--- EXERCISE REQUIREMENTS ---
Output nothing but the number of lines that include the word "style".

# ROWS start

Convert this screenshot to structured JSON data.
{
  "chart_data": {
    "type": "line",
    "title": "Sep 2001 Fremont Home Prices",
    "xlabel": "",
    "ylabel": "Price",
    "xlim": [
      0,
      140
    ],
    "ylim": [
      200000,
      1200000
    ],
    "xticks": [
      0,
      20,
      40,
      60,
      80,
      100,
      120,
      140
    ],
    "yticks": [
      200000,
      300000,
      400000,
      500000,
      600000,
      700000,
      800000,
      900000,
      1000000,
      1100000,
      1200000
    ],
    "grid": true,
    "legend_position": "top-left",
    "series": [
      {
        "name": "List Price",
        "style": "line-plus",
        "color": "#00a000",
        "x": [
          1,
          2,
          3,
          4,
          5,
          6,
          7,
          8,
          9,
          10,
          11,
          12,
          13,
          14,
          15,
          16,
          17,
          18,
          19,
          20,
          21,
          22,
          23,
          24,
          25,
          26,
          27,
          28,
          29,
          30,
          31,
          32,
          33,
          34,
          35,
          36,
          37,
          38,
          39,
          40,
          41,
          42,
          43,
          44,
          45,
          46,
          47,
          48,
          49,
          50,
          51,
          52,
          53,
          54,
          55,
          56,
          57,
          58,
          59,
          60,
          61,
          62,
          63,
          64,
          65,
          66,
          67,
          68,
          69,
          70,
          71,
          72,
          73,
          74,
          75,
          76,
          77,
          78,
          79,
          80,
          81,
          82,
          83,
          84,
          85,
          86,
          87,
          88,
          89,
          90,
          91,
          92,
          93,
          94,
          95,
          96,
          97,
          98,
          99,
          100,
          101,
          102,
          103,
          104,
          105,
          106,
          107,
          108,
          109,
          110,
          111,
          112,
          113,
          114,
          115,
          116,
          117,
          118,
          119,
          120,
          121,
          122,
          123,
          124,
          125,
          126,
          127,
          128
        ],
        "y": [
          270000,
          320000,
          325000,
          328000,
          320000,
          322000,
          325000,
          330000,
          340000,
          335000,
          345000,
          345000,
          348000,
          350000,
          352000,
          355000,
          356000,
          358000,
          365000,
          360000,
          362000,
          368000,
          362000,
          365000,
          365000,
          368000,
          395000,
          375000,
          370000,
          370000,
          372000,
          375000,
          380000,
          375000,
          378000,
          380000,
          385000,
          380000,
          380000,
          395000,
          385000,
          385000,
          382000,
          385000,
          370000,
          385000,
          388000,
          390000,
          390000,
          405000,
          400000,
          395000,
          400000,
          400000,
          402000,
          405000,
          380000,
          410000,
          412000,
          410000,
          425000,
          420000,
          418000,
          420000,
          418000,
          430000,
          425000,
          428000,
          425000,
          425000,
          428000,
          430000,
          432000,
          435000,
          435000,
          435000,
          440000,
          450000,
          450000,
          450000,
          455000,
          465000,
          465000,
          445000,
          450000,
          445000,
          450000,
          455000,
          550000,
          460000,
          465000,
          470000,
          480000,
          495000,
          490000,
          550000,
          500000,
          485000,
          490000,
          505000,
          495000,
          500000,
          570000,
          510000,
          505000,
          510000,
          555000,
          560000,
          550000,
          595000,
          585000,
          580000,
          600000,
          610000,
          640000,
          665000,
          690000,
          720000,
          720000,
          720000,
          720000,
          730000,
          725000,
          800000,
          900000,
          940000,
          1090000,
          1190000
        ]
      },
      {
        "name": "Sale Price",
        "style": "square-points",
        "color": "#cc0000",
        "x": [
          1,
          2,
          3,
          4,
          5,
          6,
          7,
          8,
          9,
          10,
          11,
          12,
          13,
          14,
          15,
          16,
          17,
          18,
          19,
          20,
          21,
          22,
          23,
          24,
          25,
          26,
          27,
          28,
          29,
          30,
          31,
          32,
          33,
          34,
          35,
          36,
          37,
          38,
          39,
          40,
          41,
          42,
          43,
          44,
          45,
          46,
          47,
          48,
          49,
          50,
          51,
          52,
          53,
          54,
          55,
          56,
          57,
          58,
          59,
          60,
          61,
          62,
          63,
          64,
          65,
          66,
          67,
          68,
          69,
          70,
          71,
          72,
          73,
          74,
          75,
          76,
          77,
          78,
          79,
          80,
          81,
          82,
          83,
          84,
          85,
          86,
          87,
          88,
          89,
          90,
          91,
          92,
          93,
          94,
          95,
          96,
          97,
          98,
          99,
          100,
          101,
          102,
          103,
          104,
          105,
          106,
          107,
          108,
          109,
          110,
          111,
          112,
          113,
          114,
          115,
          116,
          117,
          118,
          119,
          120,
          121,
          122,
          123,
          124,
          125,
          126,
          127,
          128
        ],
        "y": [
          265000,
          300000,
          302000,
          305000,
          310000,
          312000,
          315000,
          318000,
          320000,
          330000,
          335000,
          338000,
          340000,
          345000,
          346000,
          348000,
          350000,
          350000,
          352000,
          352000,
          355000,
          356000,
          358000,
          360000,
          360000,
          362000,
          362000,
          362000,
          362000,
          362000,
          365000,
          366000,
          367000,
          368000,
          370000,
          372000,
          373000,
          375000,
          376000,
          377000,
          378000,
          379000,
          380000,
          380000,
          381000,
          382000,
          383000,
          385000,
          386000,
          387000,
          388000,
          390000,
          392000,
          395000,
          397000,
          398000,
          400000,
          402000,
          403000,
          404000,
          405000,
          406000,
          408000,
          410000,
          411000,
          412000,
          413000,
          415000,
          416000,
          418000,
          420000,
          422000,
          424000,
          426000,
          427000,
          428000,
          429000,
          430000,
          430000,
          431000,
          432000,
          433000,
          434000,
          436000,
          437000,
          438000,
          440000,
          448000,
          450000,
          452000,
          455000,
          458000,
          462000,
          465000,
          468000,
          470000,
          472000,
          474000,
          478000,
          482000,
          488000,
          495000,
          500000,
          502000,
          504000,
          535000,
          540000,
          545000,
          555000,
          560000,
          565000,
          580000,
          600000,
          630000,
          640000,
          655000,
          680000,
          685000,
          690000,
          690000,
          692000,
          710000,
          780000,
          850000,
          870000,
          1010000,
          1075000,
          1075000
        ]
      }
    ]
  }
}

# ROWS end

--- CORRECT ANSWER ---
2